*To be done*.
(A) Reproduce the passage of the article on the Conservative Party conference below that begins with the words containing "She wasn’t the" and ends with "the first place.".
(B) Write the next part of the article on the Conservative Party conference below, picking up after its final sentence.

Urging them to abandon “the belief that we’re going to be in Government very soon” Badenoch called on them to instead embrace the freedom and opportunity of opposition.
“I’m sad to be in opposition, but there’s a part of me that’s excited…” Badenoch told the conference during her closing speech on Wednesday.
“We are going to have fun”.
She wasn’t kidding.
Whether it was suggesting that the level of maternity pay women receive is “excessive”, attacking the minimum wage, or calling on tens of thousands of civil servants to be thrown into jail, the former Business Secretary clearly enjoyed her newfound freedom this week more than most.
She wasn’t the only one. In conference bars and meeting rooms, Conservative MPs and activists all queued up to luxuriate in the liberty of losing all power and responsibility.
At fringe meeting after meeting, panelists celebrated the new Labour government’s difficulties, while dismissing their own recent downfall as simply being the result of having “talked right but governed left”.
The luxury of this argument is that it allows the party to continue saying and doing all of the things that helped get them into opposition in the first place.
Whether its demanding massive tax cuts at a time when public services are literally falling apart, lashing out at young people at a time when the average age of a Conservative voter has risen to the mid sixties, or doubling down on the same anti-immigrant rhetoric which triggered the rise of Reform, the Conservative party seems intent on digging itself even further into its own electoral hole.
A ‘Natural’ Return to Government?
This complacency has only been helped by the political difficulties Keir Starmer’s Government has quickly got itself into.
Rachel Reeves’ decision to cut the winter fuel allowance and the subsequent Labour donations scandal have both helped to lure Conservative members into the dangerous belief that they can expect to be back in Government in just a few years time.
As defeated leadership candidate Mel Stride told one meeting, the party could now expect for voters to “naturally” return to the party over the coming months and years.

*Given material*.

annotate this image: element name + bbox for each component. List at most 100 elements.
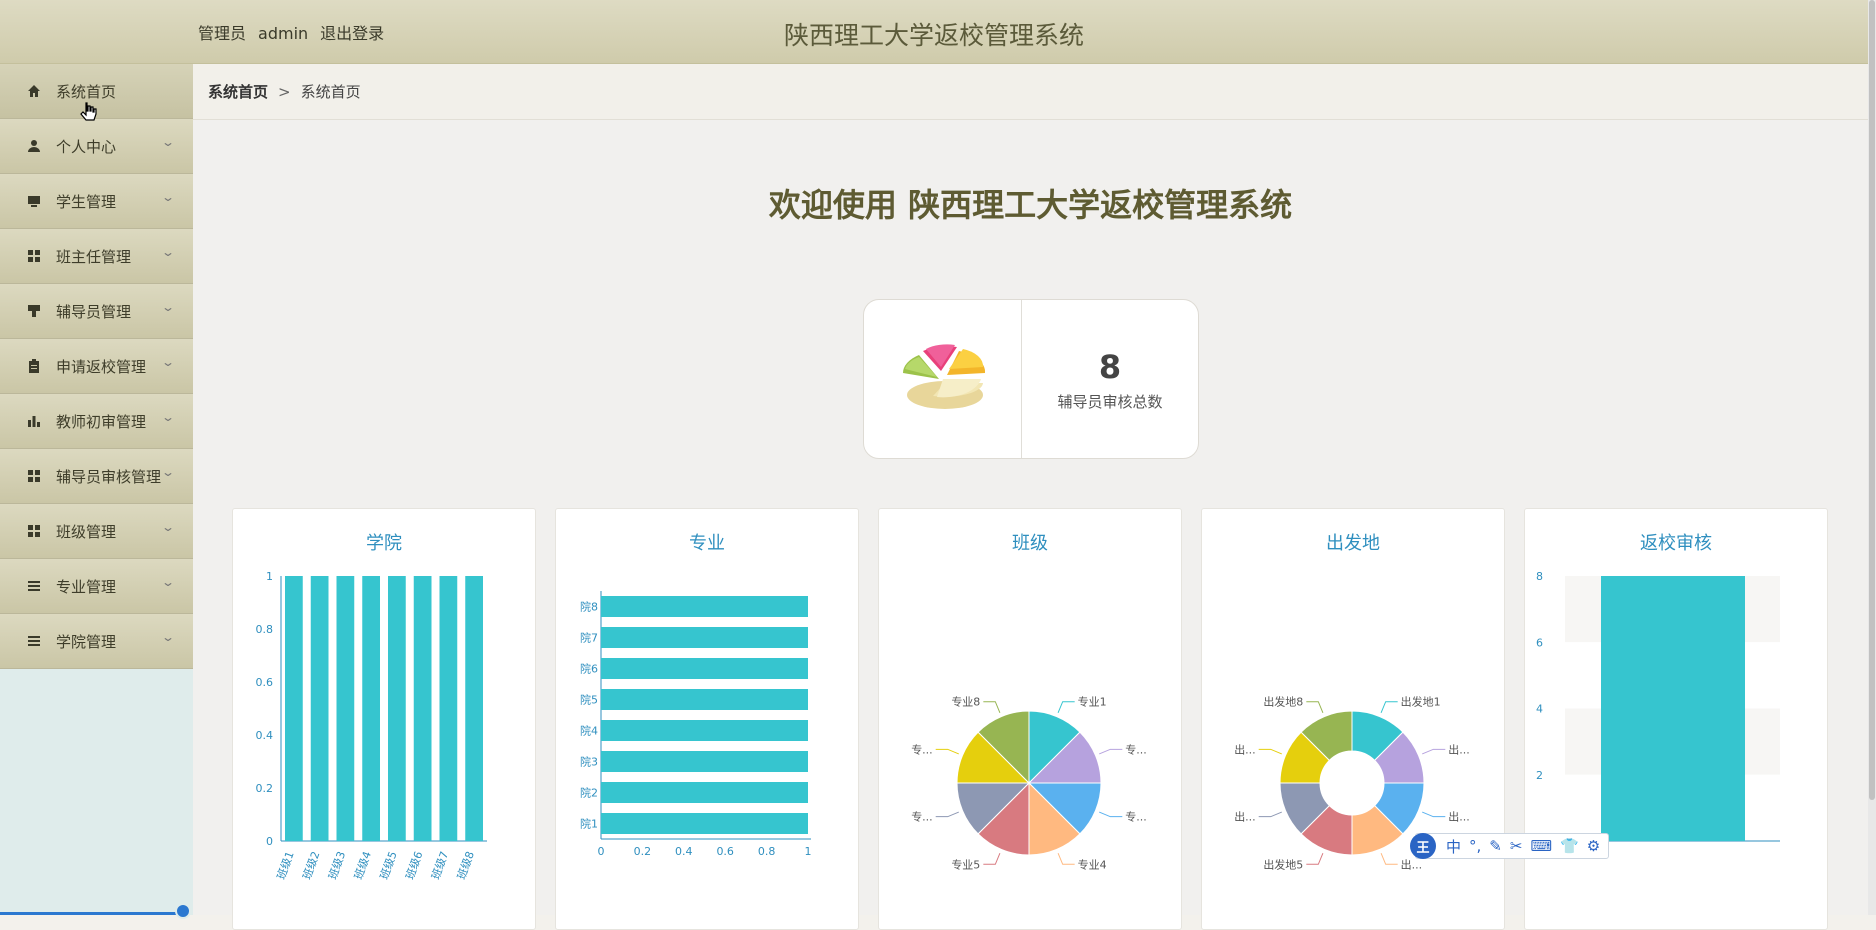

*Outputs for the tasks*.
(A)
She wasn’t the only one. In conference bars and meeting rooms, Conservative MPs and activists all queued up to luxuriate in the liberty of losing all power and responsibility.
At fringe meeting after meeting, panelists celebrated the new Labour government’s difficulties, while dismissing their own recent downfall as simply being the result of having “talked right but governed left”.
The luxury of this argument is that it allows the party to continue saying and doing all of the things that helped get them into opposition in the first place.

(B)
This idea has been buoyed by the belief among some Conservatives in the inherent wickedness of their opponents.
“Labour are in and everyone can see that they’re the bad guys and we’re the good guys”, Kemi Badenoch told one fringe event, before later accusing the left of “stealthily poisoning our society”.
Yet while, Labour’s ratings may have plunged since the general election, there is little sign of voters turning back to the Conservative party instead.
And despite the huge crowds of Conservative activists that gathered to cheer on their former leader Liz Truss this week, the reality is that outside the steel wire of the conference boundaries, she is still widely reviled.
Yet rather than face up to these stark realities and apologise to voters for the economic and social damage they have done to the country, the past week has shown a party still heavily stuck in denial.
And far from looking like a party poised to regain power, the Conservatives now look much more likely to head in the complete opposite direction instead.
Not everyone in the party is blind to this risk. As the former Conservative adviser Tim Montgomerie warned his colleagues “we shouldn’t assume this is the bottom. The bottom is zero.”
And as another former Conservative adviser told another fringe meeting this week, “We cannot for one second convince ourselves that we’re not loathed. We are. And we haven’t done any of the necessary steps [to turn things around]”.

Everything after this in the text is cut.